-------- EXTRACTED ENTRIES
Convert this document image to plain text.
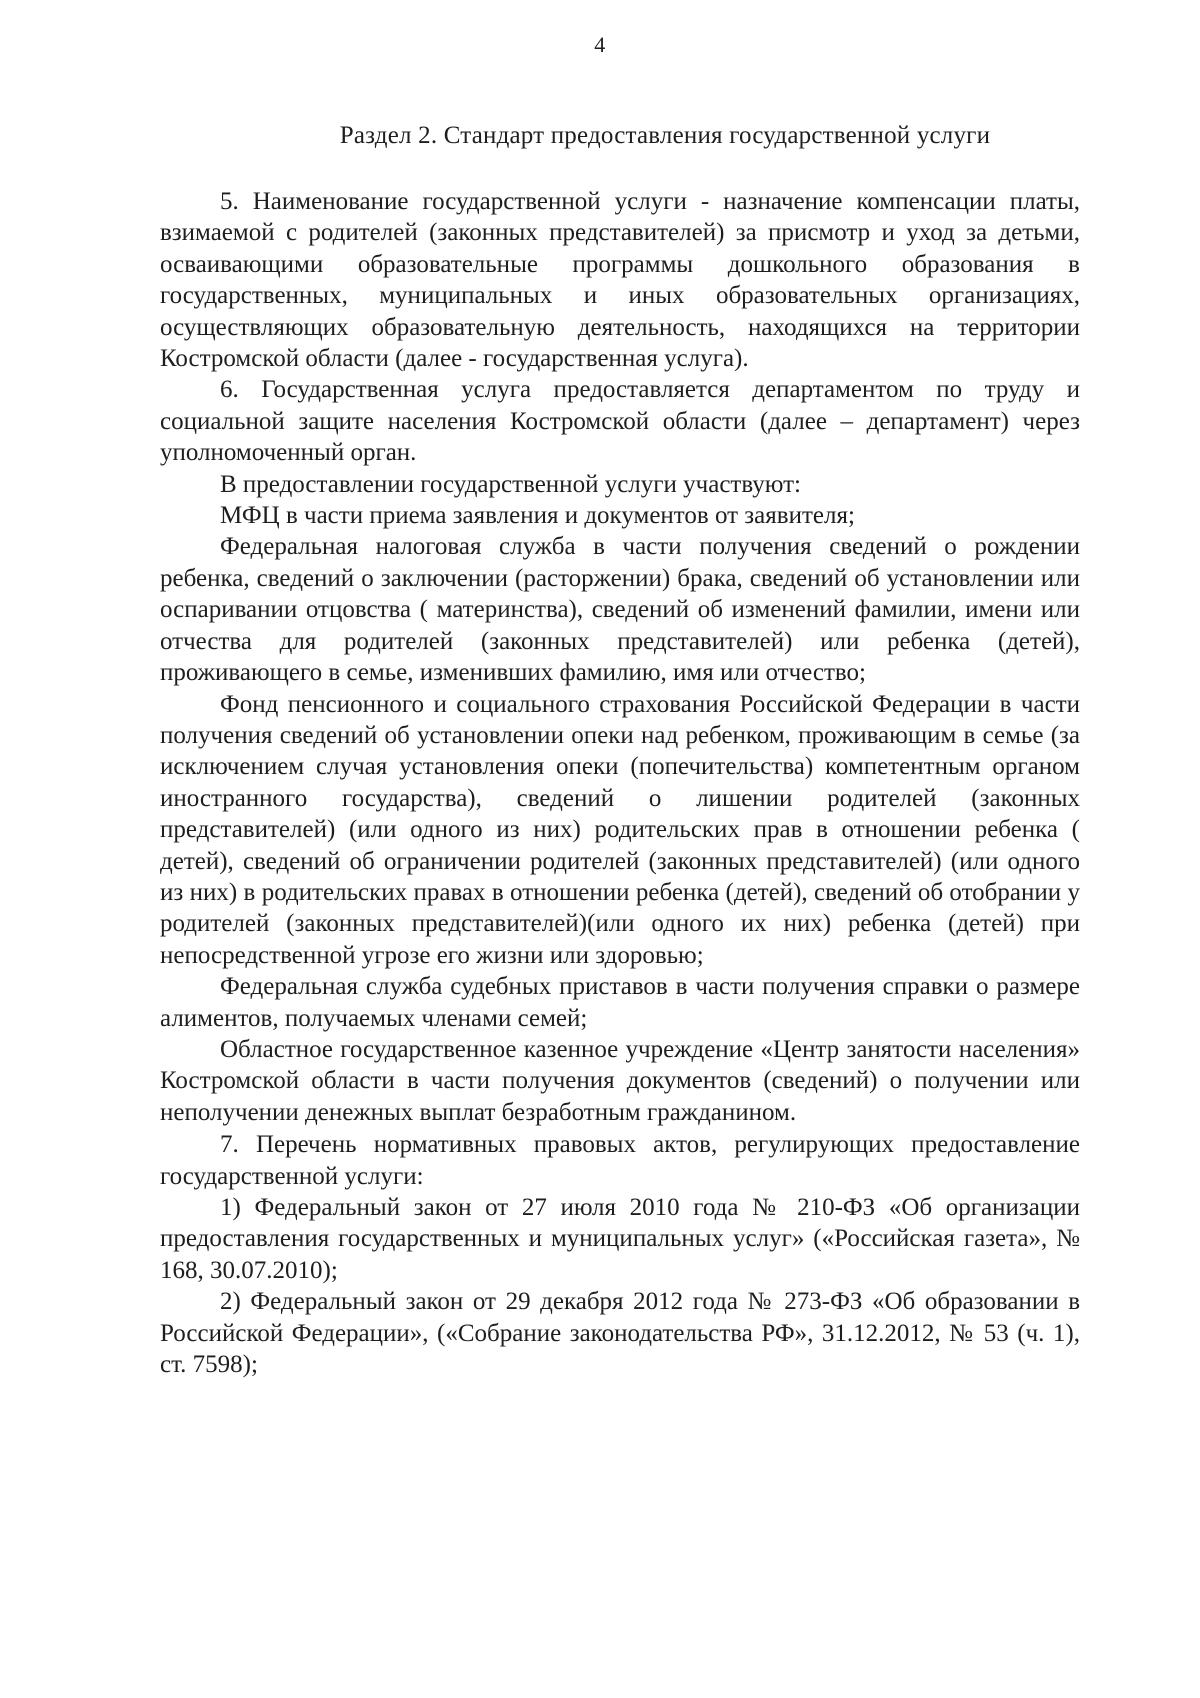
4
Раздел 2. Стандарт предоставления государственной услуги

5. Наименование государственной услуги - назначение компенсации платы, взимаемой с родителей (законных представителей) за присмотр и уход за детьми, осваивающими образовательные программы дошкольного образования в государственных, муниципальных и иных образовательных организациях, осуществляющих образовательную деятельность, находящихся на территории Костромской области (далее - государственная услуга).

6. Государственная услуга предоставляется департаментом по труду и социальной защите населения Костромской области (далее – департамент) через уполномоченный орган.

В предоставлении государственной услуги участвуют:

МФЦ в части приема заявления и документов от заявителя;

Федеральная налоговая служба в части получения сведений о рождении ребенка, сведений о заключении (расторжении) брака, сведений об установлении или оспаривании отцовства ( материнства), сведений об изменений фамилии, имени или отчества для родителей (законных представителей) или ребенка (детей), проживающего в семье, изменивших фамилию, имя или отчество;

Фонд пенсионного и социального страхования Российской Федерации в части получения сведений об установлении опеки над ребенком, проживающим в семье (за исключением случая установления опеки (попечительства) компетентным органом иностранного государства), сведений о лишении родителей (законных представителей) (или одного из них) родительских прав в отношении ребенка ( детей), сведений об ограничении родителей (законных представителей) (или одного из них) в родительских правах в отношении ребенка (детей), сведений об отобрании у родителей (законных представителей)(или одного их них) ребенка (детей) при непосредственной угрозе его жизни или здоровью;

Федеральная служба судебных приставов в части получения справки о размере алиментов, получаемых членами семей;

Областное государственное казенное учреждение «Центр занятости населения» Костромской области в части получения документов (сведений) о получении или неполучении денежных выплат безработным гражданином.

7. Перечень нормативных правовых актов, регулирующих предоставление государственной услуги:

1) Федеральный закон от 27 июля 2010 года № 210-ФЗ «Об организации предоставления государственных и муниципальных услуг» («Российская газета», № 168, 30.07.2010);

2) Федеральный закон от 29 декабря 2012 года № 273-ФЗ «Об образовании в Российской Федерации», («Собрание законодательства РФ», 31.12.2012, № 53 (ч. 1), ст. 7598);
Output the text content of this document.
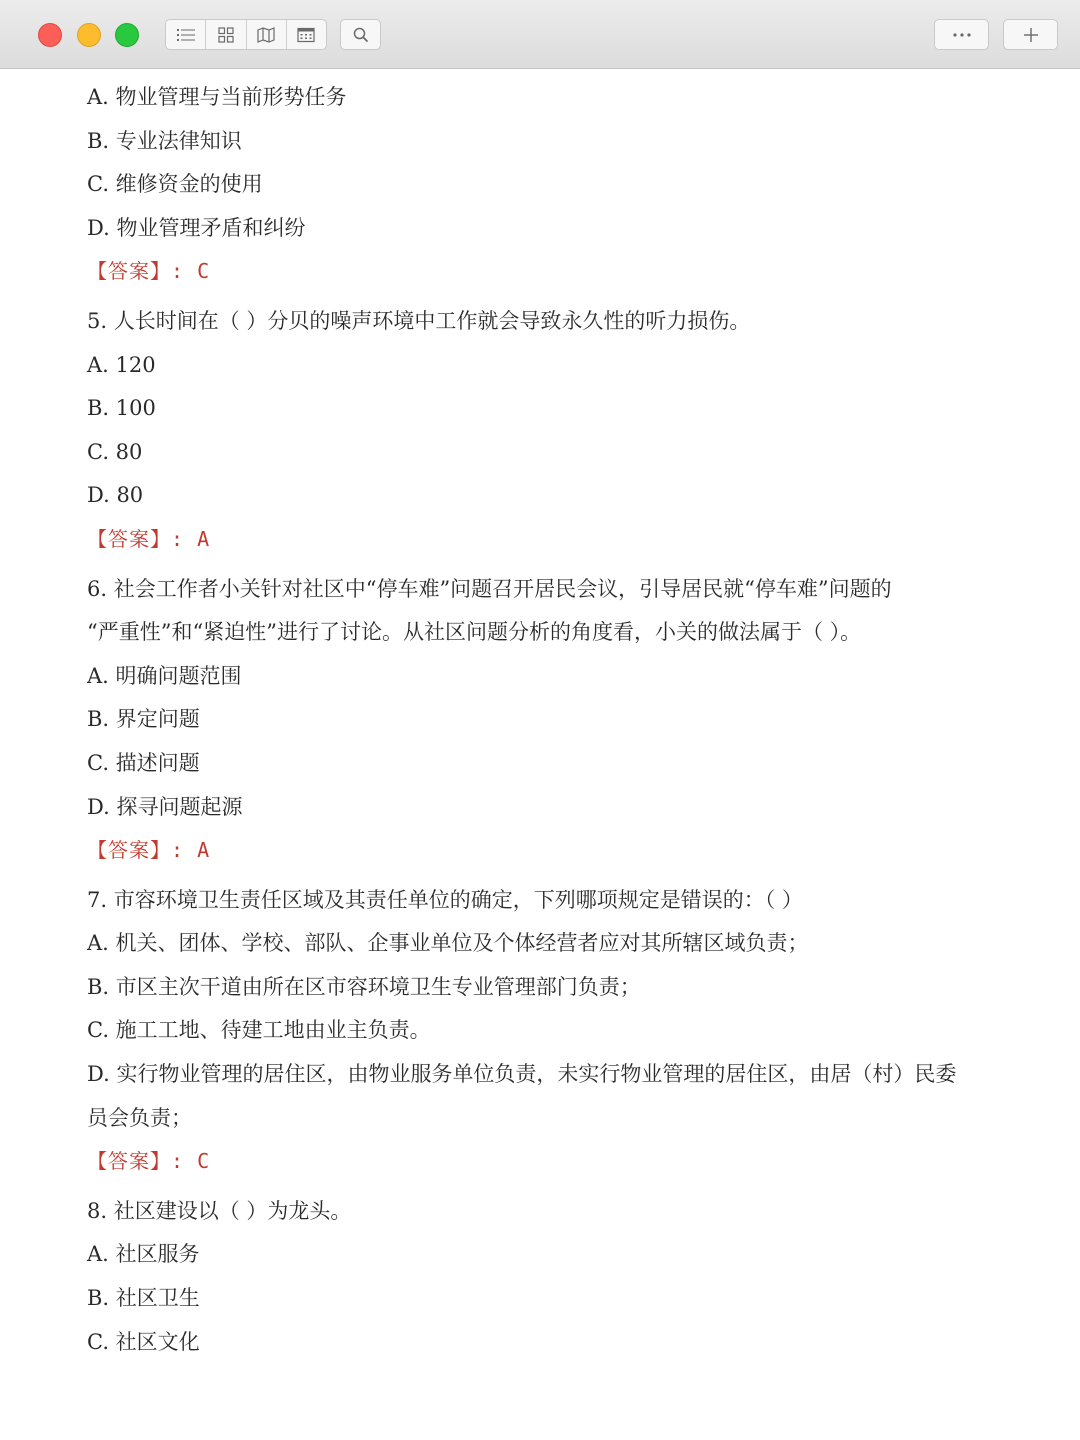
A. 物业管理与当前形势任务
B. 专业法律知识
C. 维修资金的使用
D. 物业管理矛盾和纠纷
【答案】: C
5. 人长时间在（ ）分贝的噪声环境中工作就会导致永久性的听力损伤。
A. 120
B. 100
C. 80
D. 80
【答案】: A
6. 社会工作者小关针对社区中“停车难”问题召开居民会议，引导居民就“停车难”问题的
“严重性”和“紧迫性”进行了讨论。从社区问题分析的角度看，小关的做法属于（ ）。
A. 明确问题范围
B. 界定问题
C. 描述问题
D. 探寻问题起源
【答案】: A
7. 市容环境卫生责任区域及其责任单位的确定，下列哪项规定是错误的：（ ）
A. 机关、团体、学校、部队、企事业单位及个体经营者应对其所辖区域负责；
B. 市区主次干道由所在区市容环境卫生专业管理部门负责；
C. 施工工地、待建工地由业主负责。
D. 实行物业管理的居住区，由物业服务单位负责，未实行物业管理的居住区，由居（村）民委
员会负责；
【答案】: C
8. 社区建设以（ ）为龙头。
A. 社区服务
B. 社区卫生
C. 社区文化
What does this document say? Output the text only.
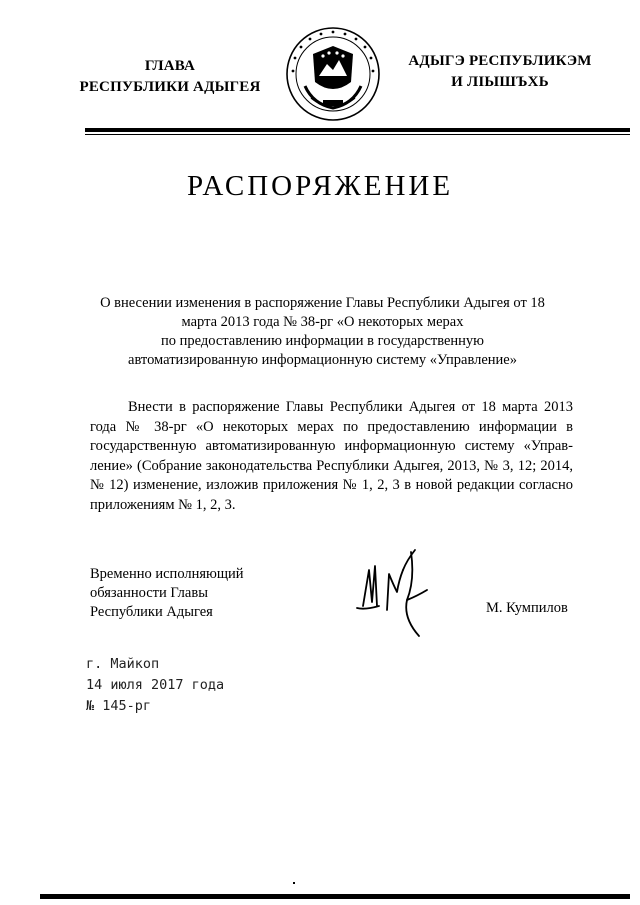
ГЛАВА
РЕСПУБЛИКИ АДЫГЕЯ
АДЫГЭ РЕСПУБЛИКЭМ
И ЛІЫШЪХЬ
РАСПОРЯЖЕНИЕ
О внесении изменения в распоряжение Главы Республики Адыгея от 18
марта 2013 года № 38-рг «О некоторых мерах
по предоставлению информации в государственную
автоматизированную информационную систему «Управление»
Внести в распоряжение Главы Республики Адыгея от 18 марта 2013 года № 38-рг «О некоторых мерах по предоставлению информации в государственную автоматизированную информационную систему «Управление» (Собрание законодательства Республики Адыгея, 2013, № 3, 12; 2014, № 12) изменение, изложив приложения № 1, 2, 3 в новой редакции согласно приложениям № 1, 2, 3.
Временно исполняющий
обязанности Главы
Республики Адыгея	М. Кумпилов
г. Майкоп
14 июля 2017 года
№ 145-рг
----------------
WHAT YOU WILL DO: Report how many lines of the data hold the string "информации"; give only the number.

REPLY: 2